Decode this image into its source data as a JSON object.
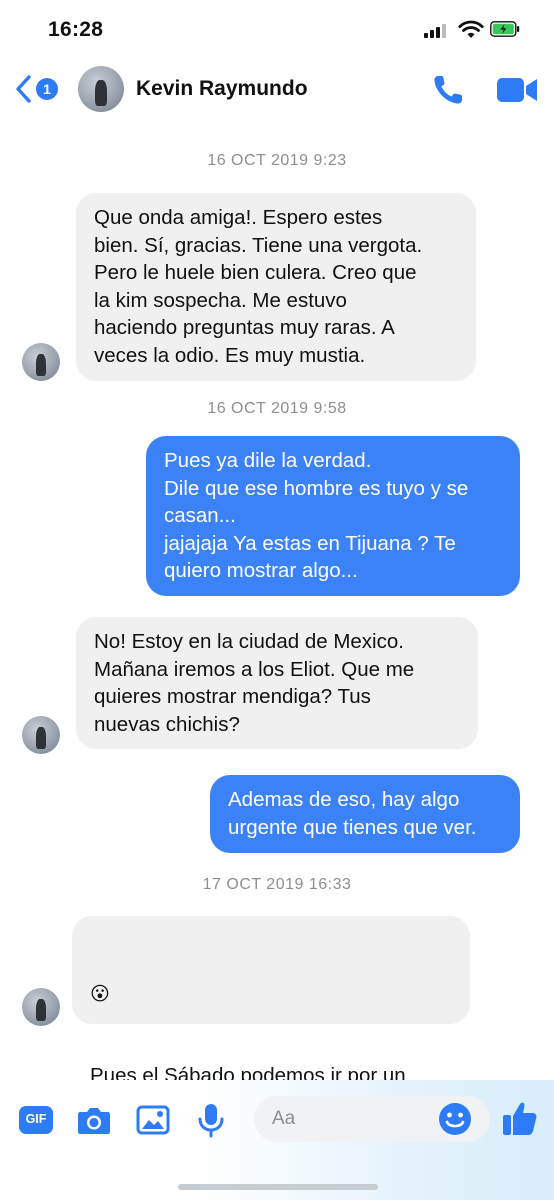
{
  "status_bar": {
    "time": "16:28"
  },
  "header": {
    "unread_count": "1",
    "contact_name": "Kevin Raymundo",
    "icons": [
      "back-icon",
      "phone-icon",
      "video-camera-icon"
    ]
  },
  "conversation": {
    "timestamps": [
      "16 OCT 2019 9:23",
      "16 OCT 2019 9:58",
      "17 OCT 2019 16:33"
    ],
    "messages": [
      {
        "direction": "incoming",
        "text": "Que onda amiga!. Espero estes\nbien. Sí, gracias. Tiene una vergota.\nPero le huele bien culera. Creo que\nla kim sospecha. Me estuvo\nhaciendo preguntas muy raras. A\nveces la odio. Es muy mustia."
      },
      {
        "direction": "outgoing",
        "text": "Pues ya dile la verdad.\nDile que ese hombre es tuyo y se\ncasan...\njajajaja Ya estas en Tijuana ? Te\nquiero mostrar algo..."
      },
      {
        "direction": "incoming",
        "text": "No! Estoy en la ciudad de Mexico.\nMañana iremos a los Eliot. Que me\nquieres mostrar mendiga? Tus\nnuevas chichis?"
      },
      {
        "direction": "outgoing",
        "text": "Ademas de eso, hay algo\nurgente que tienes que ver."
      },
      {
        "direction": "incoming",
        "emoji": "😮",
        "text": "Pues el Sábado podemos ir por un\nCoffee"
      }
    ]
  },
  "composer": {
    "gif_label": "GIF",
    "placeholder": "Aa",
    "icons": [
      "gif-icon",
      "camera-icon",
      "image-icon",
      "microphone-icon",
      "emoji-icon",
      "thumbs-up-icon"
    ]
  },
  "colors": {
    "accent": "#2d7cf6",
    "outgoing_bubble": "#3b82f6",
    "incoming_bubble": "#f0f0f0",
    "timestamp": "#8e8e93"
  }
}
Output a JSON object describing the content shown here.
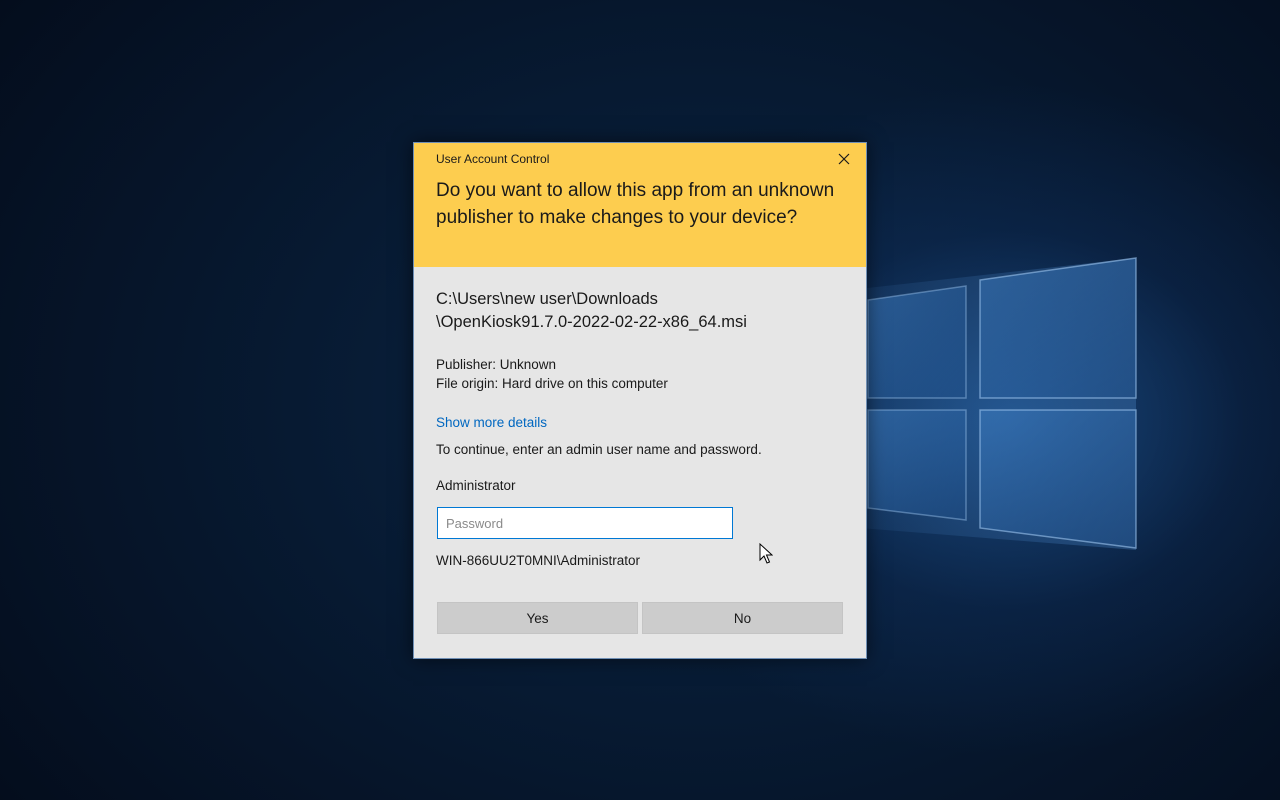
{
  "dialog": {
    "title": "User Account Control",
    "headline": "Do you want to allow this app from an unknown publisher to make changes to your device?",
    "path_line1": "C:\\Users\\new user\\Downloads",
    "path_line2": "\\OpenKiosk91.7.0-2022-02-22-x86_64.msi",
    "publisher": "Publisher: Unknown",
    "file_origin": "File origin: Hard drive on this computer",
    "show_more_details": "Show more details",
    "instruction": "To continue, enter an admin user name and password.",
    "account_name": "Administrator",
    "password_placeholder": "Password",
    "password_value": "",
    "account_domain": "WIN-866UU2T0MNI\\Administrator",
    "yes_label": "Yes",
    "no_label": "No",
    "close_icon": "close-icon"
  },
  "colors": {
    "header_bg": "#fdcd4f",
    "dialog_bg": "#e6e6e6",
    "link": "#0067c0",
    "input_border": "#0078d4",
    "button_bg": "#cccccc"
  }
}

● GIVEN TASK:
Your task is to copy word for word the lines from the line containing "Output a JSON" to the end of the listing, both included, and to drop any pictures.

● ANSWER TO THIS EXERCISE:
Output a JSON object describing the content shown here.
{
  "dialog": {
    "title": "User Account Control",
    "headline": "Do you want to allow this app from an unknown publisher to make changes to your device?",
    "path_line1": "C:\\Users\\new user\\Downloads",
    "path_line2": "\\OpenKiosk91.7.0-2022-02-22-x86_64.msi",
    "publisher": "Publisher: Unknown",
    "file_origin": "File origin: Hard drive on this computer",
    "show_more_details": "Show more details",
    "instruction": "To continue, enter an admin user name and password.",
    "account_name": "Administrator",
    "password_placeholder": "Password",
    "password_value": "",
    "account_domain": "WIN-866UU2T0MNI\\Administrator",
    "yes_label": "Yes",
    "no_label": "No",
    "close_icon": "close-icon"
  },
  "colors": {
    "header_bg": "#fdcd4f",
    "dialog_bg": "#e6e6e6",
    "link": "#0067c0",
    "input_border": "#0078d4",
    "button_bg": "#cccccc"
  }
}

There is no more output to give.